EXCERPTED RECORDS:
□ □ □ □ □
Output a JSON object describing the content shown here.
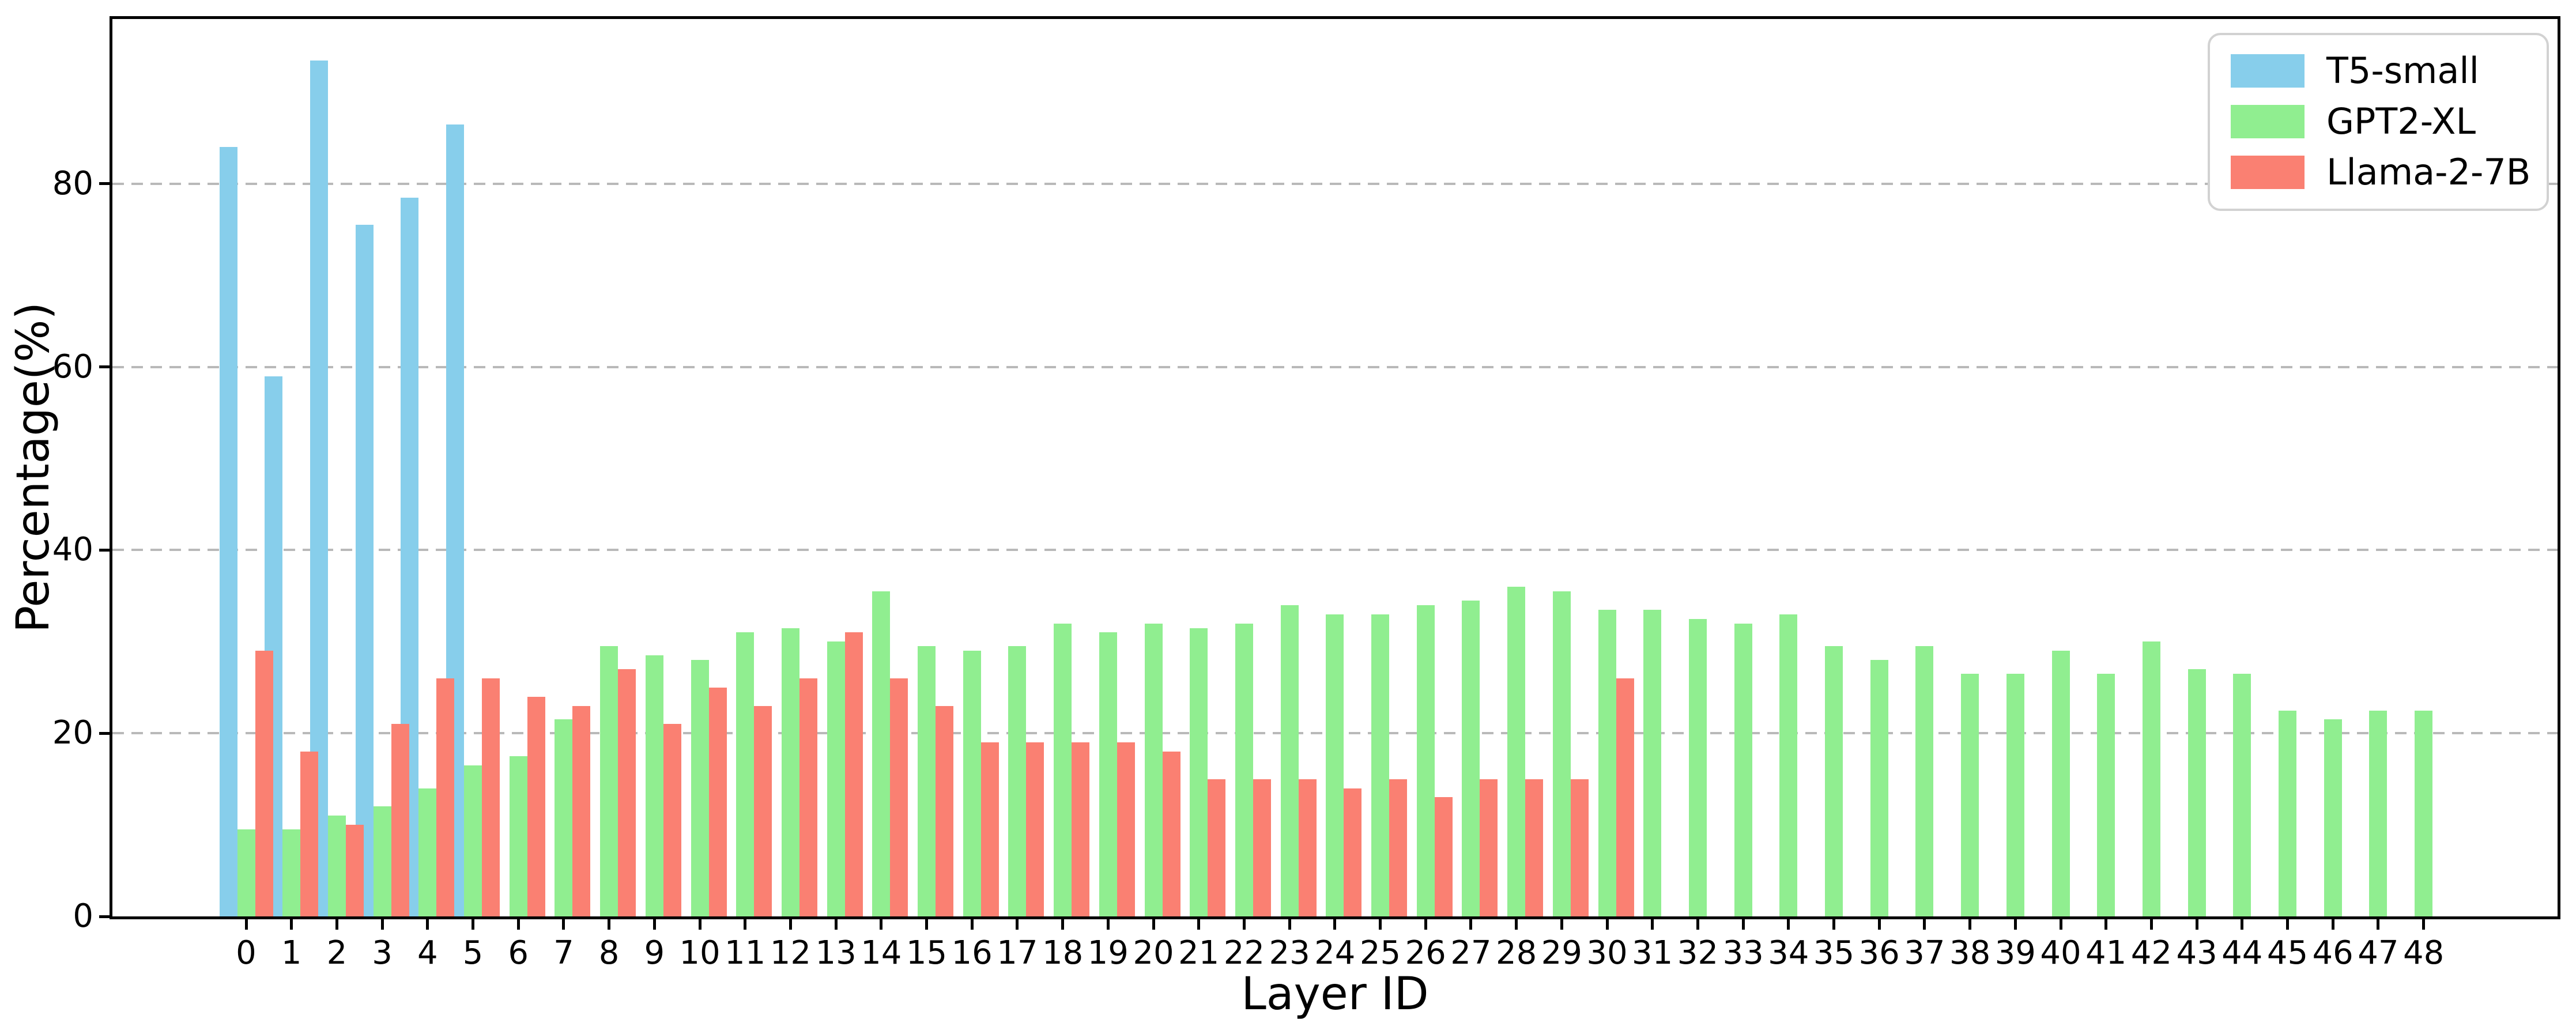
{
  "chart_data": {
    "type": "bar",
    "title": "",
    "xlabel": "Layer ID",
    "ylabel": "Percentage(%)",
    "categories": [
      0,
      1,
      2,
      3,
      4,
      5,
      6,
      7,
      8,
      9,
      10,
      11,
      12,
      13,
      14,
      15,
      16,
      17,
      18,
      19,
      20,
      21,
      22,
      23,
      24,
      25,
      26,
      27,
      28,
      29,
      30,
      31,
      32,
      33,
      34,
      35,
      36,
      37,
      38,
      39,
      40,
      41,
      42,
      43,
      44,
      45,
      46,
      47,
      48
    ],
    "yticks": [
      0,
      20,
      40,
      60,
      80
    ],
    "ylim": [
      0,
      98
    ],
    "grid": "horizontal dashed at yticks",
    "legend_position": "upper right",
    "series": [
      {
        "id": "t5-small",
        "name": "T5-small",
        "color": "#87CEEB",
        "values": [
          84,
          59,
          93.5,
          75.5,
          78.5,
          86.5,
          null,
          null,
          null,
          null,
          null,
          null,
          null,
          null,
          null,
          null,
          null,
          null,
          null,
          null,
          null,
          null,
          null,
          null,
          null,
          null,
          null,
          null,
          null,
          null,
          null,
          null,
          null,
          null,
          null,
          null,
          null,
          null,
          null,
          null,
          null,
          null,
          null,
          null,
          null,
          null,
          null,
          null,
          null
        ]
      },
      {
        "id": "gpt2-xl",
        "name": "GPT2-XL",
        "color": "#90EE90",
        "values": [
          9.5,
          9.5,
          11,
          12,
          14,
          16.5,
          17.5,
          21.5,
          29.5,
          28.5,
          28,
          31,
          31.5,
          30,
          35.5,
          29.5,
          29,
          29.5,
          32,
          31,
          32,
          31.5,
          32,
          34,
          33,
          33,
          34,
          34.5,
          36,
          35.5,
          33.5,
          33.5,
          32.5,
          32,
          33,
          29.5,
          28,
          29.5,
          26.5,
          26.5,
          29,
          26.5,
          30,
          27,
          26.5,
          22.5,
          21.5,
          22.5,
          22.5
        ]
      },
      {
        "id": "llama-2-7b",
        "name": "Llama-2-7B",
        "color": "#FA8072",
        "values": [
          29,
          18,
          10,
          21,
          26,
          26,
          24,
          23,
          27,
          21,
          25,
          23,
          26,
          31,
          26,
          23,
          19,
          19,
          19,
          19,
          18,
          15,
          15,
          15,
          14,
          15,
          13,
          15,
          15,
          15,
          26,
          null,
          null,
          null,
          null,
          null,
          null,
          null,
          null,
          null,
          null,
          null,
          null,
          null,
          null,
          null,
          null,
          null,
          null
        ]
      }
    ]
  }
}
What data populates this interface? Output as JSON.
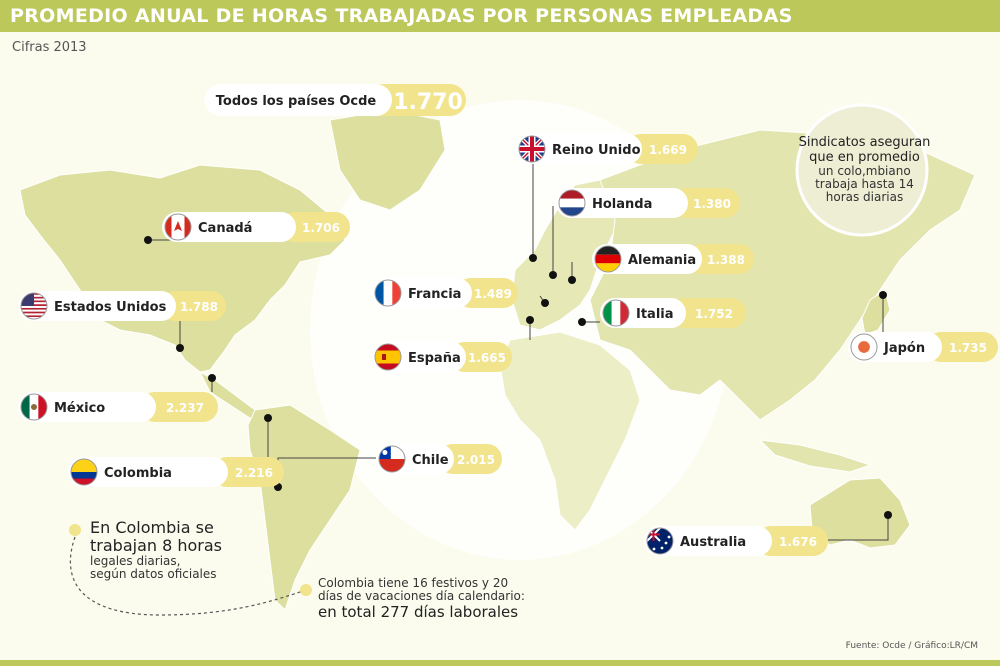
□ □ □ □ □
EXERCISE AIM: Return every line above that contains the word "JSON".

ANSWER TO THE TASK:
Output a JSON object describing the content shown here.
What data populates this interface? Output as JSON.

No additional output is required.